Supplied records:
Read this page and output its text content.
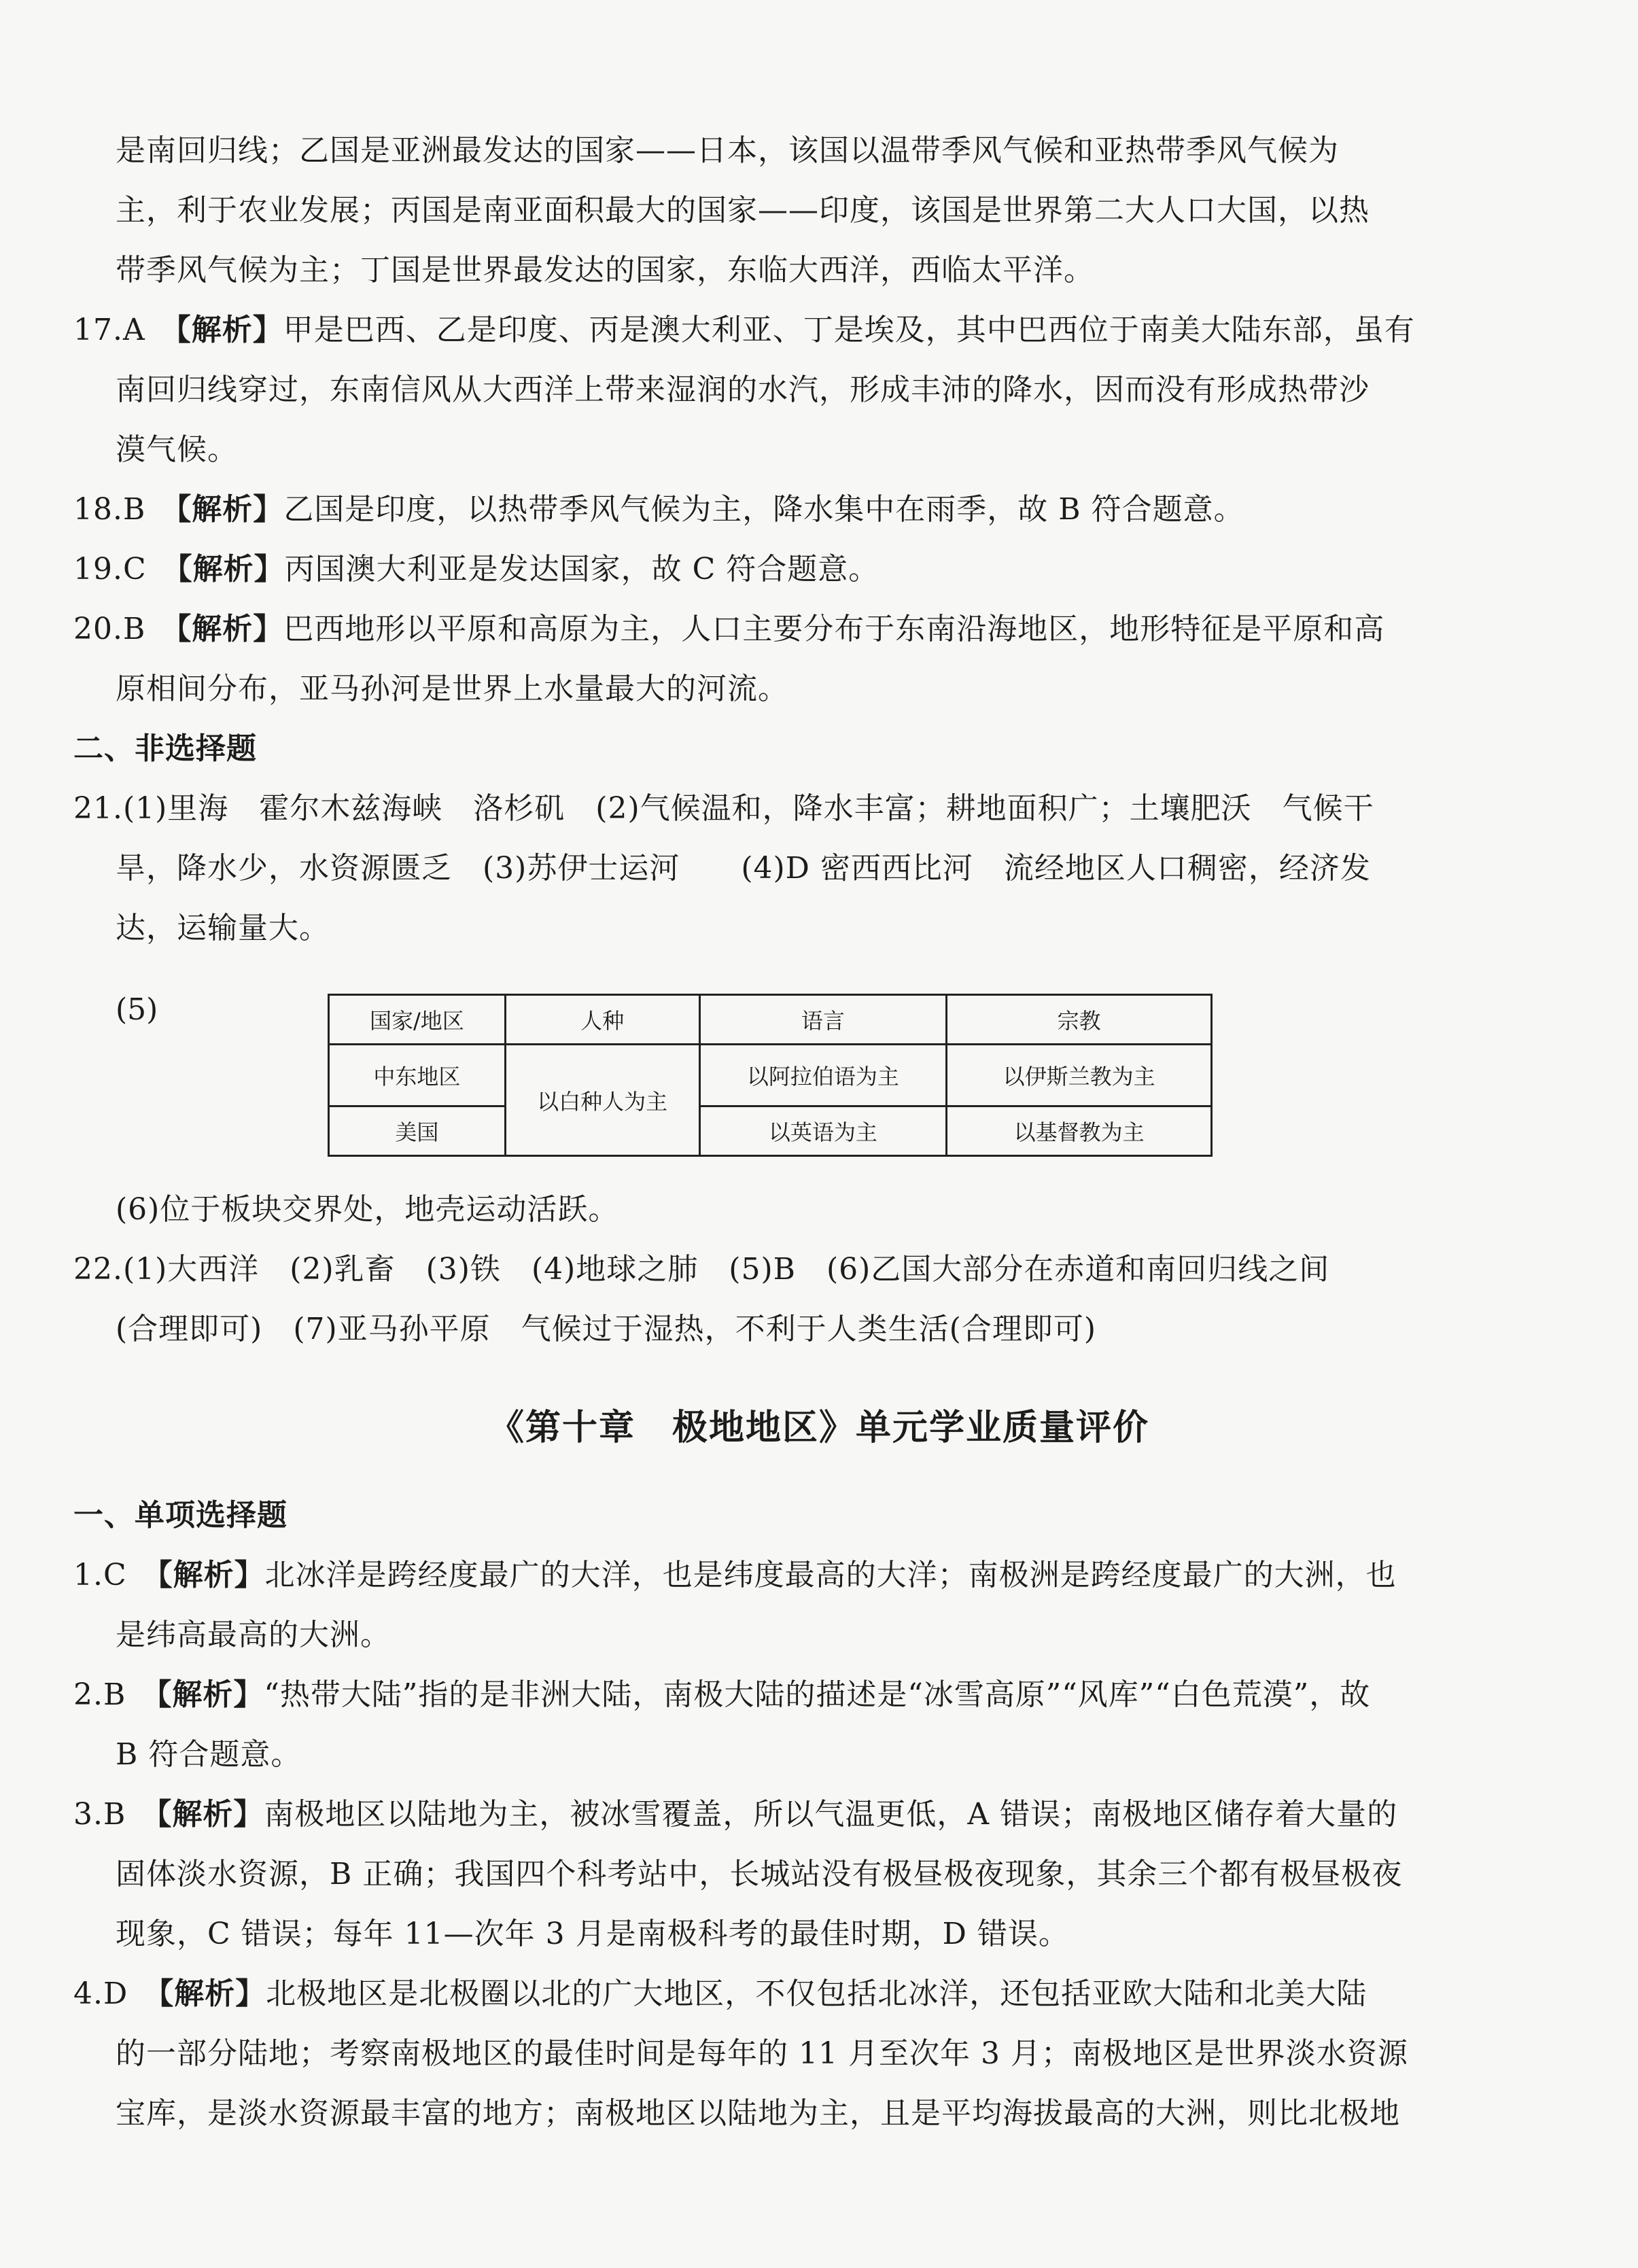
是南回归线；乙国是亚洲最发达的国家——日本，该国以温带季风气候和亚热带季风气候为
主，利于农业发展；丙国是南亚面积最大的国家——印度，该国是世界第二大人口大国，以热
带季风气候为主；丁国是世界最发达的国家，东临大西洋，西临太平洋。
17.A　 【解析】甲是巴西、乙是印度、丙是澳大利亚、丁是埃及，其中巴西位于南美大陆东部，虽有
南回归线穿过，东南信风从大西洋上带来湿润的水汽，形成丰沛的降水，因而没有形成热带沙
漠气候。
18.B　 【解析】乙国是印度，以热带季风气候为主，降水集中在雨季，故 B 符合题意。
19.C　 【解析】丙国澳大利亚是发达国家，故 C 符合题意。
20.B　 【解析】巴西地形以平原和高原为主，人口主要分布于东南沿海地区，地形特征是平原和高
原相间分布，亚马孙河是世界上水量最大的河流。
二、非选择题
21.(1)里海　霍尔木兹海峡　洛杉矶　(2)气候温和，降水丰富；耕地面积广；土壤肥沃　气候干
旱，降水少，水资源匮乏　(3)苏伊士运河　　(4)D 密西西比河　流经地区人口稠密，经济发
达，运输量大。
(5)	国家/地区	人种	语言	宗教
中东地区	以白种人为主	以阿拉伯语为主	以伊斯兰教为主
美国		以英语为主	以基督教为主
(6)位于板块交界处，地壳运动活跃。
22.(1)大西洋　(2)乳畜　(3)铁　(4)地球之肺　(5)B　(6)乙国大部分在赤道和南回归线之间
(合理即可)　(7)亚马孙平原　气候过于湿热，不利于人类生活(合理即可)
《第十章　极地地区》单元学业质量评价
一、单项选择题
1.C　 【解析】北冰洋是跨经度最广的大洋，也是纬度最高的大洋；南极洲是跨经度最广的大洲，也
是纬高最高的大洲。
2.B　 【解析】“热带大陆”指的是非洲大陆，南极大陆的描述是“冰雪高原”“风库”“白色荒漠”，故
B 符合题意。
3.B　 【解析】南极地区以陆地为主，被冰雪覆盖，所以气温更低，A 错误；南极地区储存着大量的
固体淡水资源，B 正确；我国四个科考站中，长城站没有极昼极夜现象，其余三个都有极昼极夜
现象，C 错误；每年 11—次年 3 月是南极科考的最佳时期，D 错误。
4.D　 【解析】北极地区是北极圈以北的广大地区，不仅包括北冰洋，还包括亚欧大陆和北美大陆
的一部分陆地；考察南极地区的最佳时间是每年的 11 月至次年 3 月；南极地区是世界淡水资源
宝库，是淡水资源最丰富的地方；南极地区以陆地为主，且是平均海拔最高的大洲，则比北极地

The request: Every line above should be repeated exactly; pictures stay out of the copy.

Worked solution:
Read this page and output its text content.
是南回归线；乙国是亚洲最发达的国家——日本，该国以温带季风气候和亚热带季风气候为
主，利于农业发展；丙国是南亚面积最大的国家——印度，该国是世界第二大人口大国，以热
带季风气候为主；丁国是世界最发达的国家，东临大西洋，西临太平洋。
17.A　 【解析】甲是巴西、乙是印度、丙是澳大利亚、丁是埃及，其中巴西位于南美大陆东部，虽有
南回归线穿过，东南信风从大西洋上带来湿润的水汽，形成丰沛的降水，因而没有形成热带沙
漠气候。
18.B　 【解析】乙国是印度，以热带季风气候为主，降水集中在雨季，故 B 符合题意。
19.C　 【解析】丙国澳大利亚是发达国家，故 C 符合题意。
20.B　 【解析】巴西地形以平原和高原为主，人口主要分布于东南沿海地区，地形特征是平原和高
原相间分布，亚马孙河是世界上水量最大的河流。
二、非选择题
21.(1)里海　霍尔木兹海峡　洛杉矶　(2)气候温和，降水丰富；耕地面积广；土壤肥沃　气候干
旱，降水少，水资源匮乏　(3)苏伊士运河　　(4)D 密西西比河　流经地区人口稠密，经济发
达，运输量大。
(5)	国家/地区	人种	语言	宗教
中东地区	以白种人为主	以阿拉伯语为主	以伊斯兰教为主
美国		以英语为主	以基督教为主
(6)位于板块交界处，地壳运动活跃。
22.(1)大西洋　(2)乳畜　(3)铁　(4)地球之肺　(5)B　(6)乙国大部分在赤道和南回归线之间
(合理即可)　(7)亚马孙平原　气候过于湿热，不利于人类生活(合理即可)
《第十章　极地地区》单元学业质量评价
一、单项选择题
1.C　 【解析】北冰洋是跨经度最广的大洋，也是纬度最高的大洋；南极洲是跨经度最广的大洲，也
是纬高最高的大洲。
2.B　 【解析】“热带大陆”指的是非洲大陆，南极大陆的描述是“冰雪高原”“风库”“白色荒漠”，故
B 符合题意。
3.B　 【解析】南极地区以陆地为主，被冰雪覆盖，所以气温更低，A 错误；南极地区储存着大量的
固体淡水资源，B 正确；我国四个科考站中，长城站没有极昼极夜现象，其余三个都有极昼极夜
现象，C 错误；每年 11—次年 3 月是南极科考的最佳时期，D 错误。
4.D　 【解析】北极地区是北极圈以北的广大地区，不仅包括北冰洋，还包括亚欧大陆和北美大陆
的一部分陆地；考察南极地区的最佳时间是每年的 11 月至次年 3 月；南极地区是世界淡水资源
宝库，是淡水资源最丰富的地方；南极地区以陆地为主，且是平均海拔最高的大洲，则比北极地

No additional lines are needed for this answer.